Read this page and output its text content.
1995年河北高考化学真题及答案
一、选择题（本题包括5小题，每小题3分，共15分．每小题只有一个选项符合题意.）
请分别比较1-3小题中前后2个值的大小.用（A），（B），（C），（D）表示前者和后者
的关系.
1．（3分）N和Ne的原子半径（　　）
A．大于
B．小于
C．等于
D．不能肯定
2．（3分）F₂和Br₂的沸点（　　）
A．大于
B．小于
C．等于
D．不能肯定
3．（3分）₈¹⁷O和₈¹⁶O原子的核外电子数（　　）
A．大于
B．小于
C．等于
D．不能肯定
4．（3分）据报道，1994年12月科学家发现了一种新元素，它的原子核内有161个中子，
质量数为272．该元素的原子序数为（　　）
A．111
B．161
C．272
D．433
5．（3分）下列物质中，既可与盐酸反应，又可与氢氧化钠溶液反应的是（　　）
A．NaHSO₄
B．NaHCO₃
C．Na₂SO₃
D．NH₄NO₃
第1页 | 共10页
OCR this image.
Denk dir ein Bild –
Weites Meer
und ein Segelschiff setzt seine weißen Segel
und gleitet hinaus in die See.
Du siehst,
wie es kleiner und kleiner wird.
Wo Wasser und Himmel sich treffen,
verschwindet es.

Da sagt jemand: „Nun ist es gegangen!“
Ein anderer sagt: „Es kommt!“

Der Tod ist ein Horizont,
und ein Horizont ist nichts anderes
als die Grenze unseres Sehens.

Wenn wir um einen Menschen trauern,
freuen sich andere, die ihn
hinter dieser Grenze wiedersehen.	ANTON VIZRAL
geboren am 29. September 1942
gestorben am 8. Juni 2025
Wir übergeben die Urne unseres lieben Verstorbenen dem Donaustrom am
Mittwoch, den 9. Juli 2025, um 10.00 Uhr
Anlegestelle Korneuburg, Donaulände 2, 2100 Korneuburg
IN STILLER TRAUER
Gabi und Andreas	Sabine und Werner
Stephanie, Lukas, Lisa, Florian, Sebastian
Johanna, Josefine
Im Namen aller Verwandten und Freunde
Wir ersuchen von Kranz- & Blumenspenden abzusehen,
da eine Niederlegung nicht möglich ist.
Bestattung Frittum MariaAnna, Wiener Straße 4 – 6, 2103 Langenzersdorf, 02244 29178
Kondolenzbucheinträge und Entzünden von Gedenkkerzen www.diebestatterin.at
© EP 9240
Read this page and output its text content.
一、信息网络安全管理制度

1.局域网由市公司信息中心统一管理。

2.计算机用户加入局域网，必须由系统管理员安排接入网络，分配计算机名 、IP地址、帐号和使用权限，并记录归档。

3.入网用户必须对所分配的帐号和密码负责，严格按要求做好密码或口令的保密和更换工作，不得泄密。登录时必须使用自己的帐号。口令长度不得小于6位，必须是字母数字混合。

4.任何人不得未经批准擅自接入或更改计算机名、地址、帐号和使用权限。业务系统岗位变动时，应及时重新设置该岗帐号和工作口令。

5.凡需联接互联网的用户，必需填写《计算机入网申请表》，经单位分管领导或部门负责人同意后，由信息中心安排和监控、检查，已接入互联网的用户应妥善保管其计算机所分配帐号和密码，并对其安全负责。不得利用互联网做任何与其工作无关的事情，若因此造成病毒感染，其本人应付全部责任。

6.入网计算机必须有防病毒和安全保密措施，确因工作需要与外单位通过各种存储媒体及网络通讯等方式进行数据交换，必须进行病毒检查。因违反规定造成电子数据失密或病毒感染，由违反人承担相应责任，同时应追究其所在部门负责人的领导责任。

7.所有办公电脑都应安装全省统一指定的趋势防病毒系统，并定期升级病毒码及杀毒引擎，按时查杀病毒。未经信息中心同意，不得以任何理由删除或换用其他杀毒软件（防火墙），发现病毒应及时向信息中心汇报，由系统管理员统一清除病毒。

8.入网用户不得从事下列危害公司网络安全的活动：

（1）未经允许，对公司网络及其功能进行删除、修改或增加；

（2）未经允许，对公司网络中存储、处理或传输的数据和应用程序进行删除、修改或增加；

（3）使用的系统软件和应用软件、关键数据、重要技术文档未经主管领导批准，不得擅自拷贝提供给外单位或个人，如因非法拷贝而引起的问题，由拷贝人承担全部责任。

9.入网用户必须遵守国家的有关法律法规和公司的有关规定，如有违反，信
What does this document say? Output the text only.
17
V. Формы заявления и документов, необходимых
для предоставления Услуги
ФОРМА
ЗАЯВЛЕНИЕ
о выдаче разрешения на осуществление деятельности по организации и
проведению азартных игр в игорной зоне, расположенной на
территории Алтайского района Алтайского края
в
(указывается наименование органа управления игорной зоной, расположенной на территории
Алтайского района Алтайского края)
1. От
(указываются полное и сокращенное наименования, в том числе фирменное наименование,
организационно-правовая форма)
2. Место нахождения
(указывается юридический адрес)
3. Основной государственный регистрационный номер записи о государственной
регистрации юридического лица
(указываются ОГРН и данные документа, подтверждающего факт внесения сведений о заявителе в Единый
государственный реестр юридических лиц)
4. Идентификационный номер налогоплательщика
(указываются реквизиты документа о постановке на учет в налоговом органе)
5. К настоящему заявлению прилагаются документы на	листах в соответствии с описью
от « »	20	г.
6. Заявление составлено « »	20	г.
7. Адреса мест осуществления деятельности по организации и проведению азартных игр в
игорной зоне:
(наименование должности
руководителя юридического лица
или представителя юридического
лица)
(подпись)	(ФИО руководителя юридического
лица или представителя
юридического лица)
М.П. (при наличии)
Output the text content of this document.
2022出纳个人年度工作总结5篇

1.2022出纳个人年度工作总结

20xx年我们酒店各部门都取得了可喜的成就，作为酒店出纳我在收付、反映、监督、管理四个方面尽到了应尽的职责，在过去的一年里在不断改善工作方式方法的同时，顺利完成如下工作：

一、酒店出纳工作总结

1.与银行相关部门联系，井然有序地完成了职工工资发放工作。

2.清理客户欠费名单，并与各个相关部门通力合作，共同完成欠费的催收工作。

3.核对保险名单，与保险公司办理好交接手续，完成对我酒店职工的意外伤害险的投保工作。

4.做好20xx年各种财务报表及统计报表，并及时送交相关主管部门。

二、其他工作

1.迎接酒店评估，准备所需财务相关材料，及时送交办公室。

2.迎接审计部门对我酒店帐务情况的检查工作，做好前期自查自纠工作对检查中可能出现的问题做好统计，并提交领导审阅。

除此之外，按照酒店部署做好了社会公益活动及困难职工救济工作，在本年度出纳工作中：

### Exercise details
Each line in the material above must be retyped without alteration.

### Result for this task
Read this page and output its text content.
1995年河北高考化学真题及答案
一、选择题（本题包括5小题，每小题3分，共15分．每小题只有一个选项符合题意.）
请分别比较1-3小题中前后2个值的大小.用（A），（B），（C），（D）表示前者和后者
的关系.
1．（3分）N和Ne的原子半径（　　）
A．大于
B．小于
C．等于
D．不能肯定
2．（3分）F₂和Br₂的沸点（　　）
A．大于
B．小于
C．等于
D．不能肯定
3．（3分）₈¹⁷O和₈¹⁶O原子的核外电子数（　　）
A．大于
B．小于
C．等于
D．不能肯定
4．（3分）据报道，1994年12月科学家发现了一种新元素，它的原子核内有161个中子，
质量数为272．该元素的原子序数为（　　）
A．111
B．161
C．272
D．433
5．（3分）下列物质中，既可与盐酸反应，又可与氢氧化钠溶液反应的是（　　）
A．NaHSO₄
B．NaHCO₃
C．Na₂SO₃
D．NH₄NO₃
第1页 | 共10页
OCR this image.
Denk dir ein Bild –
Weites Meer
und ein Segelschiff setzt seine weißen Segel
und gleitet hinaus in die See.
Du siehst,
wie es kleiner und kleiner wird.
Wo Wasser und Himmel sich treffen,
verschwindet es.

Da sagt jemand: „Nun ist es gegangen!“
Ein anderer sagt: „Es kommt!“

Der Tod ist ein Horizont,
und ein Horizont ist nichts anderes
als die Grenze unseres Sehens.

Wenn wir um einen Menschen trauern,
freuen sich andere, die ihn
hinter dieser Grenze wiedersehen.	ANTON VIZRAL
geboren am 29. September 1942
gestorben am 8. Juni 2025
Wir übergeben die Urne unseres lieben Verstorbenen dem Donaustrom am
Mittwoch, den 9. Juli 2025, um 10.00 Uhr
Anlegestelle Korneuburg, Donaulände 2, 2100 Korneuburg
IN STILLER TRAUER
Gabi und Andreas	Sabine und Werner
Stephanie, Lukas, Lisa, Florian, Sebastian
Johanna, Josefine
Im Namen aller Verwandten und Freunde
Wir ersuchen von Kranz- & Blumenspenden abzusehen,
da eine Niederlegung nicht möglich ist.
Bestattung Frittum MariaAnna, Wiener Straße 4 – 6, 2103 Langenzersdorf, 02244 29178
Kondolenzbucheinträge und Entzünden von Gedenkkerzen www.diebestatterin.at
© EP 9240
Read this page and output its text content.
一、信息网络安全管理制度

1.局域网由市公司信息中心统一管理。

2.计算机用户加入局域网，必须由系统管理员安排接入网络，分配计算机名 、IP地址、帐号和使用权限，并记录归档。

3.入网用户必须对所分配的帐号和密码负责，严格按要求做好密码或口令的保密和更换工作，不得泄密。登录时必须使用自己的帐号。口令长度不得小于6位，必须是字母数字混合。

4.任何人不得未经批准擅自接入或更改计算机名、地址、帐号和使用权限。业务系统岗位变动时，应及时重新设置该岗帐号和工作口令。

5.凡需联接互联网的用户，必需填写《计算机入网申请表》，经单位分管领导或部门负责人同意后，由信息中心安排和监控、检查，已接入互联网的用户应妥善保管其计算机所分配帐号和密码，并对其安全负责。不得利用互联网做任何与其工作无关的事情，若因此造成病毒感染，其本人应付全部责任。

6.入网计算机必须有防病毒和安全保密措施，确因工作需要与外单位通过各种存储媒体及网络通讯等方式进行数据交换，必须进行病毒检查。因违反规定造成电子数据失密或病毒感染，由违反人承担相应责任，同时应追究其所在部门负责人的领导责任。

7.所有办公电脑都应安装全省统一指定的趋势防病毒系统，并定期升级病毒码及杀毒引擎，按时查杀病毒。未经信息中心同意，不得以任何理由删除或换用其他杀毒软件（防火墙），发现病毒应及时向信息中心汇报，由系统管理员统一清除病毒。

8.入网用户不得从事下列危害公司网络安全的活动：

（1）未经允许，对公司网络及其功能进行删除、修改或增加；

（2）未经允许，对公司网络中存储、处理或传输的数据和应用程序进行删除、修改或增加；

（3）使用的系统软件和应用软件、关键数据、重要技术文档未经主管领导批准，不得擅自拷贝提供给外单位或个人，如因非法拷贝而引起的问题，由拷贝人承担全部责任。

9.入网用户必须遵守国家的有关法律法规和公司的有关规定，如有违反，信
What does this document say? Output the text only.
17
V. Формы заявления и документов, необходимых
для предоставления Услуги
ФОРМА
ЗАЯВЛЕНИЕ
о выдаче разрешения на осуществление деятельности по организации и
проведению азартных игр в игорной зоне, расположенной на
территории Алтайского района Алтайского края
в
(указывается наименование органа управления игорной зоной, расположенной на территории
Алтайского района Алтайского края)
1. От
(указываются полное и сокращенное наименования, в том числе фирменное наименование,
организационно-правовая форма)
2. Место нахождения
(указывается юридический адрес)
3. Основной государственный регистрационный номер записи о государственной
регистрации юридического лица
(указываются ОГРН и данные документа, подтверждающего факт внесения сведений о заявителе в Единый
государственный реестр юридических лиц)
4. Идентификационный номер налогоплательщика
(указываются реквизиты документа о постановке на учет в налоговом органе)
5. К настоящему заявлению прилагаются документы на	листах в соответствии с описью
от « »	20	г.
6. Заявление составлено « »	20	г.
7. Адреса мест осуществления деятельности по организации и проведению азартных игр в
игорной зоне:
(наименование должности
руководителя юридического лица
или представителя юридического
лица)
(подпись)	(ФИО руководителя юридического
лица или представителя
юридического лица)
М.П. (при наличии)
Output the text content of this document.
2022出纳个人年度工作总结5篇

1.2022出纳个人年度工作总结

20xx年我们酒店各部门都取得了可喜的成就，作为酒店出纳我在收付、反映、监督、管理四个方面尽到了应尽的职责，在过去的一年里在不断改善工作方式方法的同时，顺利完成如下工作：

一、酒店出纳工作总结

1.与银行相关部门联系，井然有序地完成了职工工资发放工作。

2.清理客户欠费名单，并与各个相关部门通力合作，共同完成欠费的催收工作。

3.核对保险名单，与保险公司办理好交接手续，完成对我酒店职工的意外伤害险的投保工作。

4.做好20xx年各种财务报表及统计报表，并及时送交相关主管部门。

二、其他工作

1.迎接酒店评估，准备所需财务相关材料，及时送交办公室。

2.迎接审计部门对我酒店帐务情况的检查工作，做好前期自查自纠工作对检查中可能出现的问题做好统计，并提交领导审阅。

除此之外，按照酒店部署做好了社会公益活动及困难职工救济工作，在本年度出纳工作中：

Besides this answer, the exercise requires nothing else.